**Exercise inputs:**
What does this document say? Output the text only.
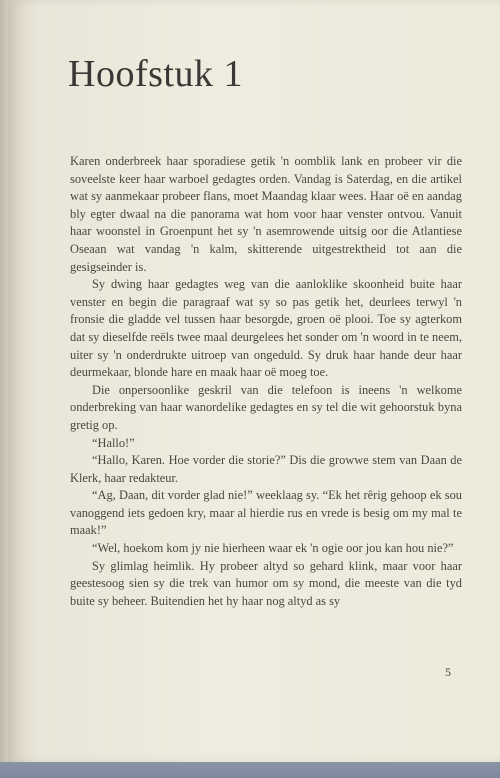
Hoofstuk 1

Karen onderbreek haar sporadiese getik 'n oomblik lank en probeer vir die soveelste keer haar warboel gedagtes orden. Vandag is Saterdag, en die artikel wat sy aanmekaar probeer flans, moet Maandag klaar wees. Haar oë en aandag bly egter dwaal na die panorama wat hom voor haar venster ontvou. Vanuit haar woonstel in Groenpunt het sy 'n asemrowende uitsig oor die Atlantiese Oseaan wat vandag 'n kalm, skitterende uitgestrektheid tot aan die gesigseinder is.

Sy dwing haar gedagtes weg van die aanloklike skoonheid buite haar venster en begin die paragraaf wat sy so pas getik het, deurlees terwyl 'n fronsie die gladde vel tussen haar besorgde, groen oë plooi. Toe sy agterkom dat sy dieselfde reëls twee maal deurgelees het sonder om 'n woord in te neem, uiter sy 'n onderdrukte uitroep van ongeduld. Sy druk haar hande deur haar deurmekaar, blonde hare en maak haar oë moeg toe.

Die onpersoonlike geskril van die telefoon is ineens 'n welkome onderbreking van haar wanordelike gedagtes en sy tel die wit gehoorstuk byna gretig op.

“Hallo!”

“Hallo, Karen. Hoe vorder die storie?” Dis die growwe stem van Daan de Klerk, haar redakteur.

“Ag, Daan, dit vorder glad nie!” weeklaag sy. “Ek het rêrig gehoop ek sou vanoggend iets gedoen kry, maar al hierdie rus en vrede is besig om my mal te maak!”

“Wel, hoekom kom jy nie hierheen waar ek 'n ogie oor jou kan hou nie?”

Sy glimlag heimlik. Hy probeer altyd so gehard klink, maar voor haar geestesoog sien sy die trek van humor om sy mond, die meeste van die tyd buite sy beheer. Buitendien het hy haar nog altyd as sy

5
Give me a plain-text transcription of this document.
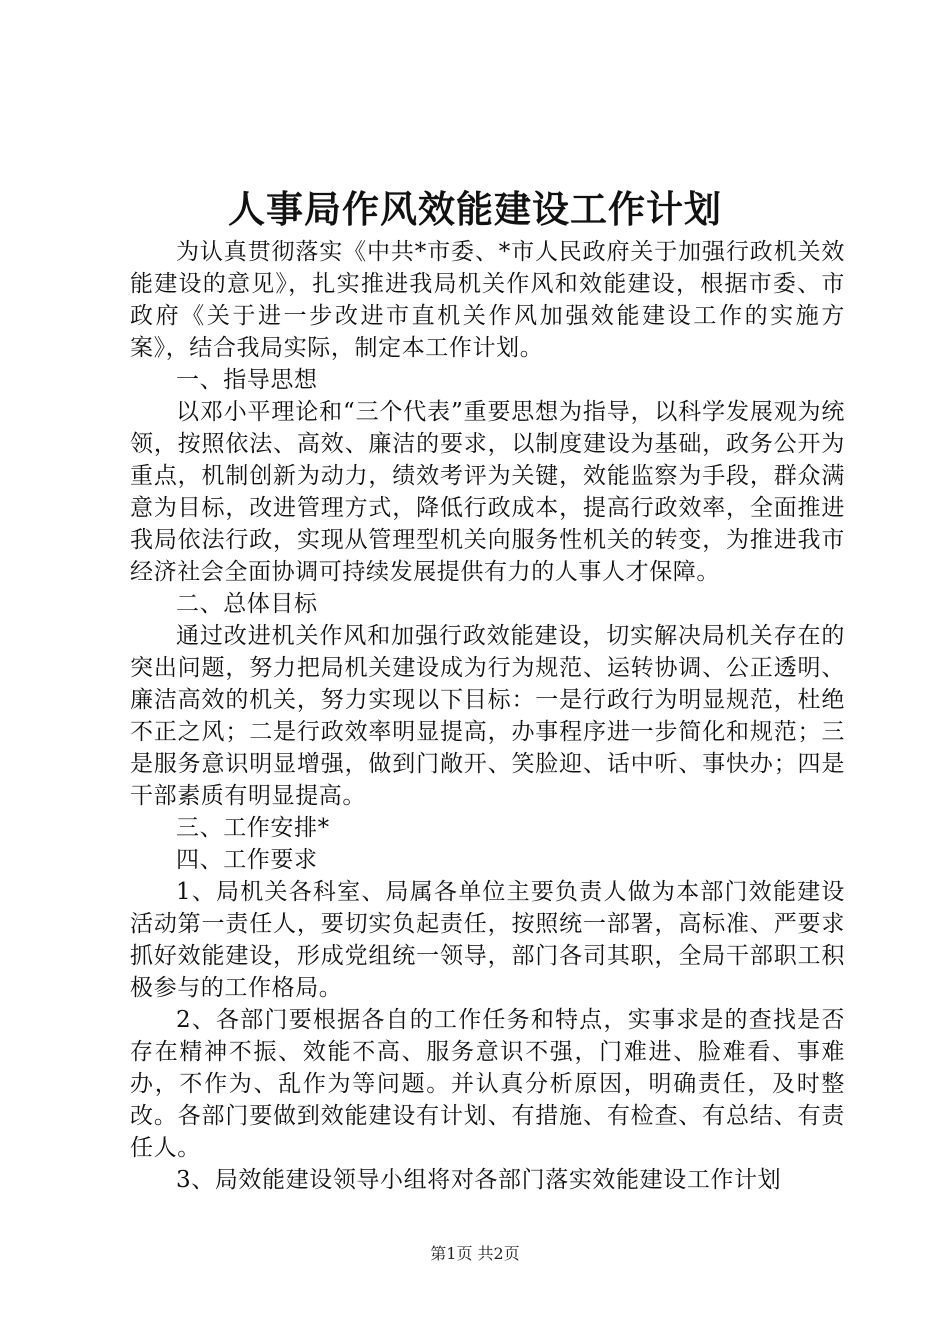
人事局作风效能建设工作计划

为认真贯彻落实《中共*市委、*市人民政府关于加强行政机关效能建设的意见》，扎实推进我局机关作风和效能建设，根据市委、市政府《关于进一步改进市直机关作风加强效能建设工作的实施方案》，结合我局实际，制定本工作计划。

一、指导思想

以邓小平理论和“三个代表”重要思想为指导，以科学发展观为统领，按照依法、高效、廉洁的要求，以制度建设为基础，政务公开为重点，机制创新为动力，绩效考评为关键，效能监察为手段，群众满意为目标，改进管理方式，降低行政成本，提高行政效率，全面推进我局依法行政，实现从管理型机关向服务性机关的转变，为推进我市经济社会全面协调可持续发展提供有力的人事人才保障。

二、总体目标

通过改进机关作风和加强行政效能建设，切实解决局机关存在的突出问题，努力把局机关建设成为行为规范、运转协调、公正透明、廉洁高效的机关，努力实现以下目标：一是行政行为明显规范，杜绝不正之风；二是行政效率明显提高，办事程序进一步简化和规范；三是服务意识明显增强，做到门敞开、笑脸迎、话中听、事快办；四是干部素质有明显提高。

三、工作安排*

四、工作要求

1、局机关各科室、局属各单位主要负责人做为本部门效能建设活动第一责任人，要切实负起责任，按照统一部署，高标准、严要求抓好效能建设，形成党组统一领导，部门各司其职，全局干部职工积极参与的工作格局。

2、各部门要根据各自的工作任务和特点，实事求是的查找是否存在精神不振、效能不高、服务意识不强，门难进、脸难看、事难办，不作为、乱作为等问题。并认真分析原因，明确责任，及时整改。各部门要做到效能建设有计划、有措施、有检查、有总结、有责任人。

3、局效能建设领导小组将对各部门落实效能建设工作计划

第1页 共2页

**What to do:**
Copy the material above in full and exactly, skipping pictures.

**Reply:**
What does this document say? Output the text only.
Hoofstuk 1

Karen onderbreek haar sporadiese getik 'n oomblik lank en probeer vir die soveelste keer haar warboel gedagtes orden. Vandag is Saterdag, en die artikel wat sy aanmekaar probeer flans, moet Maandag klaar wees. Haar oë en aandag bly egter dwaal na die panorama wat hom voor haar venster ontvou. Vanuit haar woonstel in Groenpunt het sy 'n asemrowende uitsig oor die Atlantiese Oseaan wat vandag 'n kalm, skitterende uitgestrektheid tot aan die gesigseinder is.

Sy dwing haar gedagtes weg van die aanloklike skoonheid buite haar venster en begin die paragraaf wat sy so pas getik het, deurlees terwyl 'n fronsie die gladde vel tussen haar besorgde, groen oë plooi. Toe sy agterkom dat sy dieselfde reëls twee maal deurgelees het sonder om 'n woord in te neem, uiter sy 'n onderdrukte uitroep van ongeduld. Sy druk haar hande deur haar deurmekaar, blonde hare en maak haar oë moeg toe.

Die onpersoonlike geskril van die telefoon is ineens 'n welkome onderbreking van haar wanordelike gedagtes en sy tel die wit gehoorstuk byna gretig op.

“Hallo!”

“Hallo, Karen. Hoe vorder die storie?” Dis die growwe stem van Daan de Klerk, haar redakteur.

“Ag, Daan, dit vorder glad nie!” weeklaag sy. “Ek het rêrig gehoop ek sou vanoggend iets gedoen kry, maar al hierdie rus en vrede is besig om my mal te maak!”

“Wel, hoekom kom jy nie hierheen waar ek 'n ogie oor jou kan hou nie?”

Sy glimlag heimlik. Hy probeer altyd so gehard klink, maar voor haar geestesoog sien sy die trek van humor om sy mond, die meeste van die tyd buite sy beheer. Buitendien het hy haar nog altyd as sy

5
Give me a plain-text transcription of this document.
人事局作风效能建设工作计划

为认真贯彻落实《中共*市委、*市人民政府关于加强行政机关效能建设的意见》，扎实推进我局机关作风和效能建设，根据市委、市政府《关于进一步改进市直机关作风加强效能建设工作的实施方案》，结合我局实际，制定本工作计划。

一、指导思想

以邓小平理论和“三个代表”重要思想为指导，以科学发展观为统领，按照依法、高效、廉洁的要求，以制度建设为基础，政务公开为重点，机制创新为动力，绩效考评为关键，效能监察为手段，群众满意为目标，改进管理方式，降低行政成本，提高行政效率，全面推进我局依法行政，实现从管理型机关向服务性机关的转变，为推进我市经济社会全面协调可持续发展提供有力的人事人才保障。

二、总体目标

通过改进机关作风和加强行政效能建设，切实解决局机关存在的突出问题，努力把局机关建设成为行为规范、运转协调、公正透明、廉洁高效的机关，努力实现以下目标：一是行政行为明显规范，杜绝不正之风；二是行政效率明显提高，办事程序进一步简化和规范；三是服务意识明显增强，做到门敞开、笑脸迎、话中听、事快办；四是干部素质有明显提高。

三、工作安排*

四、工作要求

1、局机关各科室、局属各单位主要负责人做为本部门效能建设活动第一责任人，要切实负起责任，按照统一部署，高标准、严要求抓好效能建设，形成党组统一领导，部门各司其职，全局干部职工积极参与的工作格局。

2、各部门要根据各自的工作任务和特点，实事求是的查找是否存在精神不振、效能不高、服务意识不强，门难进、脸难看、事难办，不作为、乱作为等问题。并认真分析原因，明确责任，及时整改。各部门要做到效能建设有计划、有措施、有检查、有总结、有责任人。

3、局效能建设领导小组将对各部门落实效能建设工作计划

第1页 共2页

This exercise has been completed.